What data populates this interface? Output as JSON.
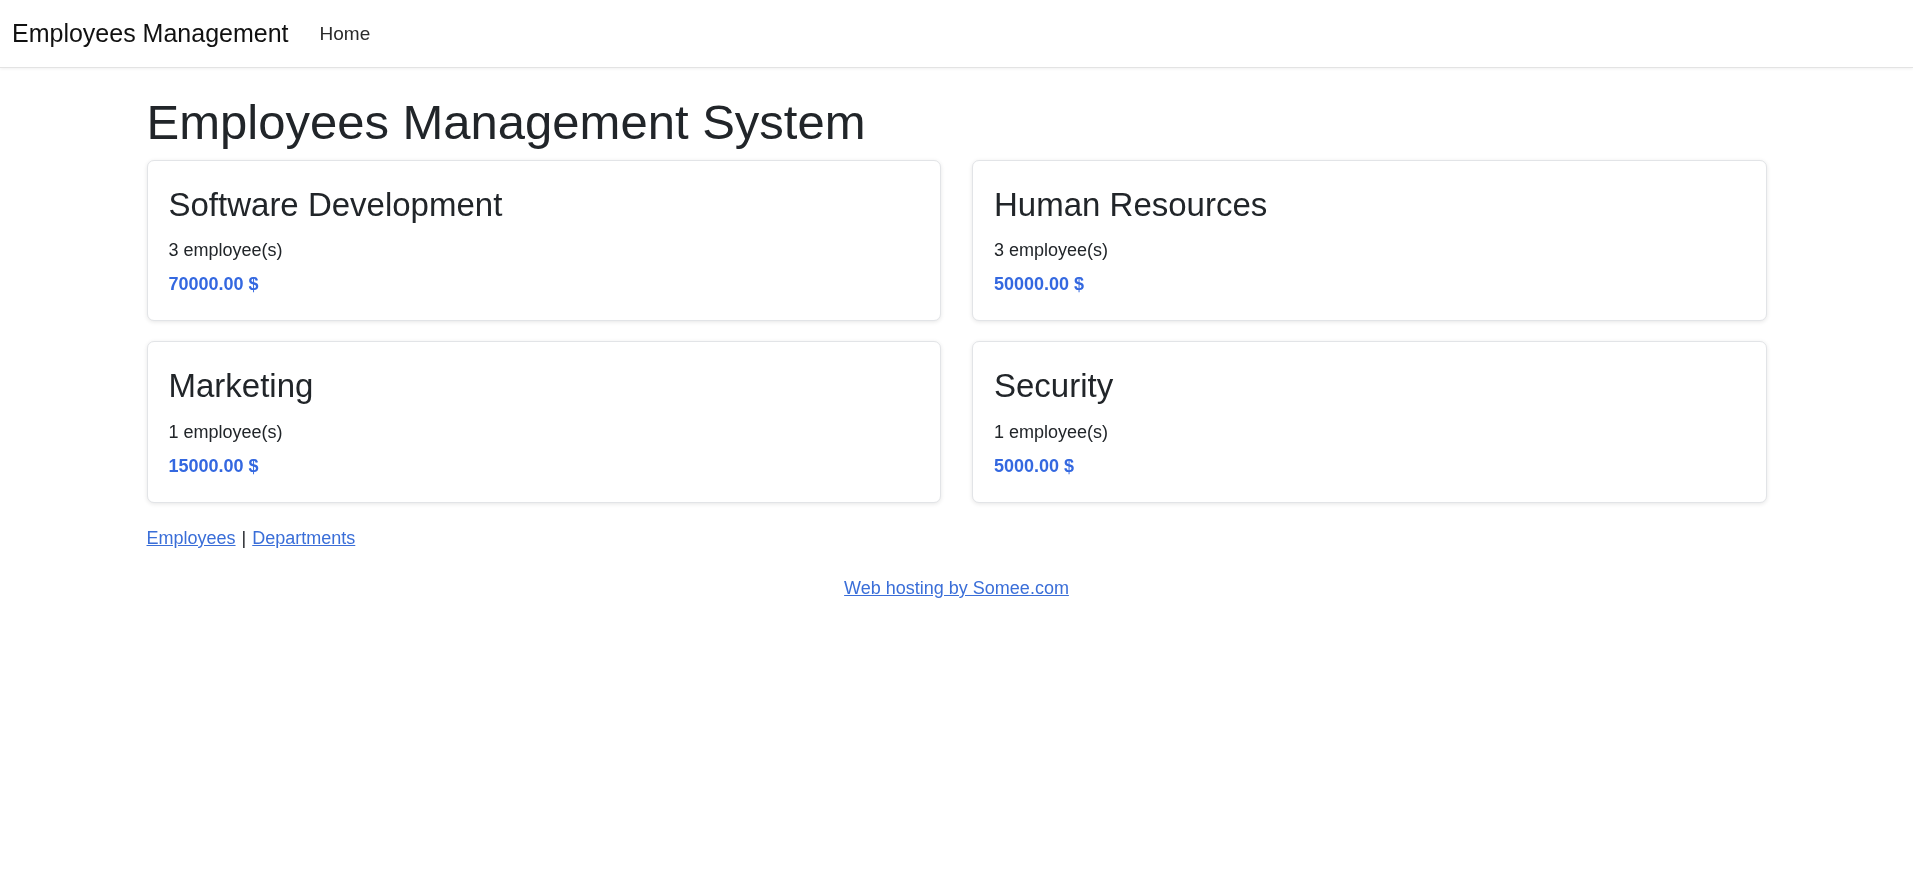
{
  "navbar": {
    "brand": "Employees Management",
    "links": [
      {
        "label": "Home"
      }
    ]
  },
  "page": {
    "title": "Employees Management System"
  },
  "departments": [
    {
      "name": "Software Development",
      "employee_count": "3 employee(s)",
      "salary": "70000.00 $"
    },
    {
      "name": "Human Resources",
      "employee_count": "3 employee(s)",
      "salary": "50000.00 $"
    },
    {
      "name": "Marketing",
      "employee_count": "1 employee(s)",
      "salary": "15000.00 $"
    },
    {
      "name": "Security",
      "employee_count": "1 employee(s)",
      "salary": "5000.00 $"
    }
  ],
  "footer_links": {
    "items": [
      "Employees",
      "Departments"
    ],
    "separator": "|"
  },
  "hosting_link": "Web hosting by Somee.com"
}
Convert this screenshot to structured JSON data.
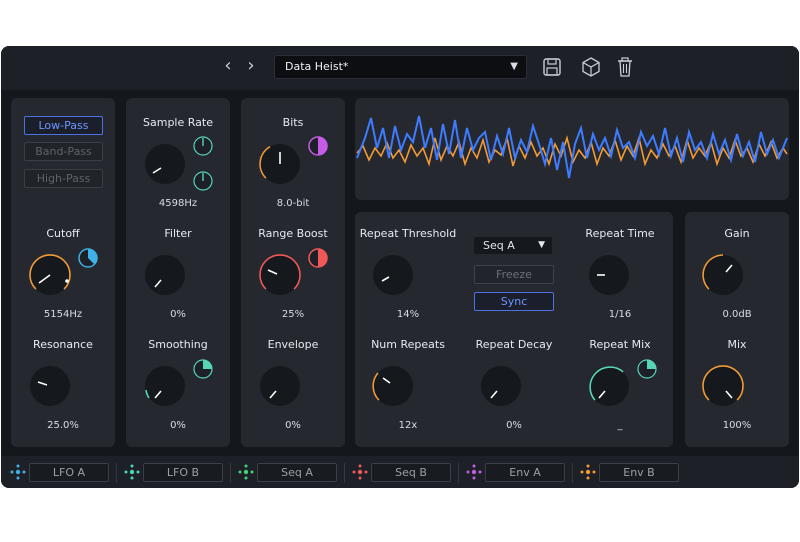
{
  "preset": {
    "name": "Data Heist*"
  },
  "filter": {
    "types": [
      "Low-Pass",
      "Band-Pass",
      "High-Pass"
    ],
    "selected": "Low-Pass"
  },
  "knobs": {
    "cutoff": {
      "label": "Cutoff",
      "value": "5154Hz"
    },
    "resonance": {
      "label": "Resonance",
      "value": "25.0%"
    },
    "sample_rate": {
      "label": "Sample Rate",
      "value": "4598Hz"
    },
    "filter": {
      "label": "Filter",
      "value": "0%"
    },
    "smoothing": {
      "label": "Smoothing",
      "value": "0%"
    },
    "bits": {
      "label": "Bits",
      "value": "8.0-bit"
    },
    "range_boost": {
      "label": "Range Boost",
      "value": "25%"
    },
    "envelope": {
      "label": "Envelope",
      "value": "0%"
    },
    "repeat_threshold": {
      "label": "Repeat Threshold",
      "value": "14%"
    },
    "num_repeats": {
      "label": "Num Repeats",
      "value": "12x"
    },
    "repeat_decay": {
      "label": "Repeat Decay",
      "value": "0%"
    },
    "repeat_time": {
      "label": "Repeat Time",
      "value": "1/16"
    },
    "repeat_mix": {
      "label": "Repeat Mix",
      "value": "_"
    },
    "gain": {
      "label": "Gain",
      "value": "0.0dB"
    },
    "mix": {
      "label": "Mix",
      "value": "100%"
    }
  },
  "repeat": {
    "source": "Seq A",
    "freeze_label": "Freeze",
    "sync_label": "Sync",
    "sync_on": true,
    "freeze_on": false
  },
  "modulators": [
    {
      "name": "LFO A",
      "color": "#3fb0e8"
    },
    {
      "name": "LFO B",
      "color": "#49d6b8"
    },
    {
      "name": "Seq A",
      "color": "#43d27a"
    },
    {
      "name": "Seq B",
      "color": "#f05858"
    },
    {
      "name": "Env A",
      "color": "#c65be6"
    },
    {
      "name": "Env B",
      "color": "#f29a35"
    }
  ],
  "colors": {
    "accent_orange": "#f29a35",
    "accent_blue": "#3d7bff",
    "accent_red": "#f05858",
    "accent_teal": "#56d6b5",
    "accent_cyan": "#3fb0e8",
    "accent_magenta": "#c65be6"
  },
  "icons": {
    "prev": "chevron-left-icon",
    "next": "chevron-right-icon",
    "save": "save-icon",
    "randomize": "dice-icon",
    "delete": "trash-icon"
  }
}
********
WHAT THE TASK ASKS >> Quote the entries in full. Any image among them is to be omitted from the copy.

EXERCISE OUTPUT >>
What data populates this interface? Output as JSON.
{
  "navbar": {
    "brand": "Employees Management",
    "links": [
      {
        "label": "Home"
      }
    ]
  },
  "page": {
    "title": "Employees Management System"
  },
  "departments": [
    {
      "name": "Software Development",
      "employee_count": "3 employee(s)",
      "salary": "70000.00 $"
    },
    {
      "name": "Human Resources",
      "employee_count": "3 employee(s)",
      "salary": "50000.00 $"
    },
    {
      "name": "Marketing",
      "employee_count": "1 employee(s)",
      "salary": "15000.00 $"
    },
    {
      "name": "Security",
      "employee_count": "1 employee(s)",
      "salary": "5000.00 $"
    }
  ],
  "footer_links": {
    "items": [
      "Employees",
      "Departments"
    ],
    "separator": "|"
  },
  "hosting_link": "Web hosting by Somee.com"
}
Convert this screenshot to structured JSON data.
{
  "preset": {
    "name": "Data Heist*"
  },
  "filter": {
    "types": [
      "Low-Pass",
      "Band-Pass",
      "High-Pass"
    ],
    "selected": "Low-Pass"
  },
  "knobs": {
    "cutoff": {
      "label": "Cutoff",
      "value": "5154Hz"
    },
    "resonance": {
      "label": "Resonance",
      "value": "25.0%"
    },
    "sample_rate": {
      "label": "Sample Rate",
      "value": "4598Hz"
    },
    "filter": {
      "label": "Filter",
      "value": "0%"
    },
    "smoothing": {
      "label": "Smoothing",
      "value": "0%"
    },
    "bits": {
      "label": "Bits",
      "value": "8.0-bit"
    },
    "range_boost": {
      "label": "Range Boost",
      "value": "25%"
    },
    "envelope": {
      "label": "Envelope",
      "value": "0%"
    },
    "repeat_threshold": {
      "label": "Repeat Threshold",
      "value": "14%"
    },
    "num_repeats": {
      "label": "Num Repeats",
      "value": "12x"
    },
    "repeat_decay": {
      "label": "Repeat Decay",
      "value": "0%"
    },
    "repeat_time": {
      "label": "Repeat Time",
      "value": "1/16"
    },
    "repeat_mix": {
      "label": "Repeat Mix",
      "value": "_"
    },
    "gain": {
      "label": "Gain",
      "value": "0.0dB"
    },
    "mix": {
      "label": "Mix",
      "value": "100%"
    }
  },
  "repeat": {
    "source": "Seq A",
    "freeze_label": "Freeze",
    "sync_label": "Sync",
    "sync_on": true,
    "freeze_on": false
  },
  "modulators": [
    {
      "name": "LFO A",
      "color": "#3fb0e8"
    },
    {
      "name": "LFO B",
      "color": "#49d6b8"
    },
    {
      "name": "Seq A",
      "color": "#43d27a"
    },
    {
      "name": "Seq B",
      "color": "#f05858"
    },
    {
      "name": "Env A",
      "color": "#c65be6"
    },
    {
      "name": "Env B",
      "color": "#f29a35"
    }
  ],
  "colors": {
    "accent_orange": "#f29a35",
    "accent_blue": "#3d7bff",
    "accent_red": "#f05858",
    "accent_teal": "#56d6b5",
    "accent_cyan": "#3fb0e8",
    "accent_magenta": "#c65be6"
  },
  "icons": {
    "prev": "chevron-left-icon",
    "next": "chevron-right-icon",
    "save": "save-icon",
    "randomize": "dice-icon",
    "delete": "trash-icon"
  }
}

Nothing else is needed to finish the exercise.